## Written exercise
Wherever "seen" appears in a line, copy that line.
┌─ Data shown
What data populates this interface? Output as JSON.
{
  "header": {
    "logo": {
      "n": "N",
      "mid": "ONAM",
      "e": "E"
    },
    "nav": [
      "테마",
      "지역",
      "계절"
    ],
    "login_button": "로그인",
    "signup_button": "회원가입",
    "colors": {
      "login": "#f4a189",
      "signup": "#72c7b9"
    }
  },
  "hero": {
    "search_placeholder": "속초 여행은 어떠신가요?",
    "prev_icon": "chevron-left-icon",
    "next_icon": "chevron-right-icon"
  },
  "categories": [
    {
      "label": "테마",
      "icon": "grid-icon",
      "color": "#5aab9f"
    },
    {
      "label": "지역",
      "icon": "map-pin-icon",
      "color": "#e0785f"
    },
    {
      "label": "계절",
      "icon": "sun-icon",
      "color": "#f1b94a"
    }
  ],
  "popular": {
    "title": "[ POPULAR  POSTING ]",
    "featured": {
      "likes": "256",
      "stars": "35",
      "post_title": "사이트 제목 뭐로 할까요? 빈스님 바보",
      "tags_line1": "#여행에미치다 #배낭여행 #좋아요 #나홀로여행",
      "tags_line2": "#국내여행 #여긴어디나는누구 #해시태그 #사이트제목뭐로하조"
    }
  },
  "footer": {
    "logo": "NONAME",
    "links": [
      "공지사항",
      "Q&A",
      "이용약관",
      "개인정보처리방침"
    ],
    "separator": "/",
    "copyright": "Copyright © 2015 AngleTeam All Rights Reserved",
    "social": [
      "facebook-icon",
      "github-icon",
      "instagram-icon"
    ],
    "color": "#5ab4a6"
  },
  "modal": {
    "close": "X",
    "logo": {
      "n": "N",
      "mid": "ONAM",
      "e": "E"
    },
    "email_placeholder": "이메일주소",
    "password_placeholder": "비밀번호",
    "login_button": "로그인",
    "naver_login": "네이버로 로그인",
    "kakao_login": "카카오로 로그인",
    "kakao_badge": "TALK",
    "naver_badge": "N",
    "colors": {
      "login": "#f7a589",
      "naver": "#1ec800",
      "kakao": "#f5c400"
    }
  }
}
└─
┌─ Data shown
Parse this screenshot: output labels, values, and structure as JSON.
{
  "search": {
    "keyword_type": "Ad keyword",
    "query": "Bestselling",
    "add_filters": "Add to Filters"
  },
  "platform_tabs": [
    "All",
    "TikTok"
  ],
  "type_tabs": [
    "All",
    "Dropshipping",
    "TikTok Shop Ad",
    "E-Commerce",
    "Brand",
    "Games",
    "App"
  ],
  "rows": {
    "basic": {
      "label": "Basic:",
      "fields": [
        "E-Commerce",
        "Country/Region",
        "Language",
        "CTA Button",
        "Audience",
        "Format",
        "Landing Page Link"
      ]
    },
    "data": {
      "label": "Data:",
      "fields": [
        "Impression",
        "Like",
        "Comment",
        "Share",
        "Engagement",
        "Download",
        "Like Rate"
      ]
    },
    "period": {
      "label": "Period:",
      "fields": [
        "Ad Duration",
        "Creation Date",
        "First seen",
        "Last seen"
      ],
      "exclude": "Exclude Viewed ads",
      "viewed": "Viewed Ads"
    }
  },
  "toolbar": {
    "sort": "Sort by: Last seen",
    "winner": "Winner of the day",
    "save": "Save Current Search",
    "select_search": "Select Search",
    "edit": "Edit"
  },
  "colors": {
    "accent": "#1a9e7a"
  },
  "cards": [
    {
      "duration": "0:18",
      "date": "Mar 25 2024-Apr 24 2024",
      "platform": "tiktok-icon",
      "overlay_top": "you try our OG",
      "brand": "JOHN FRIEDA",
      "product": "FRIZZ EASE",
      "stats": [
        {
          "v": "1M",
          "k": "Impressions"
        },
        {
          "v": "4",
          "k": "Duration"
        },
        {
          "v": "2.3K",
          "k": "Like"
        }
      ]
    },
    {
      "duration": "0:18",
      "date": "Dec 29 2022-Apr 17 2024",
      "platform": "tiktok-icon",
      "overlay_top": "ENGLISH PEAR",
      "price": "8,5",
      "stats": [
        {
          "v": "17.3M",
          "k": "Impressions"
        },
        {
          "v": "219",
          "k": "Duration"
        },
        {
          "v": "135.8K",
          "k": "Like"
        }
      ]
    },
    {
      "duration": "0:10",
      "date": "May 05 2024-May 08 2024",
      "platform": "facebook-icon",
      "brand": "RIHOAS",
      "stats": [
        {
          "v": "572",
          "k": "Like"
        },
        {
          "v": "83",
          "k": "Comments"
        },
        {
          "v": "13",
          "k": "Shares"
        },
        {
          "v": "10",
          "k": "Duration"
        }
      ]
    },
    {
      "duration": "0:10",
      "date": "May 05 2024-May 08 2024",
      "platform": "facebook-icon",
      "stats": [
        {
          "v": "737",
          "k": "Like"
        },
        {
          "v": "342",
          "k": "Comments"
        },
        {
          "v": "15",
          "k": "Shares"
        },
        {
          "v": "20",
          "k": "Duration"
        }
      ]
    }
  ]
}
└─
## Task solution
        "First seen",
        "Last seen"
    "sort": "Sort by: Last seen",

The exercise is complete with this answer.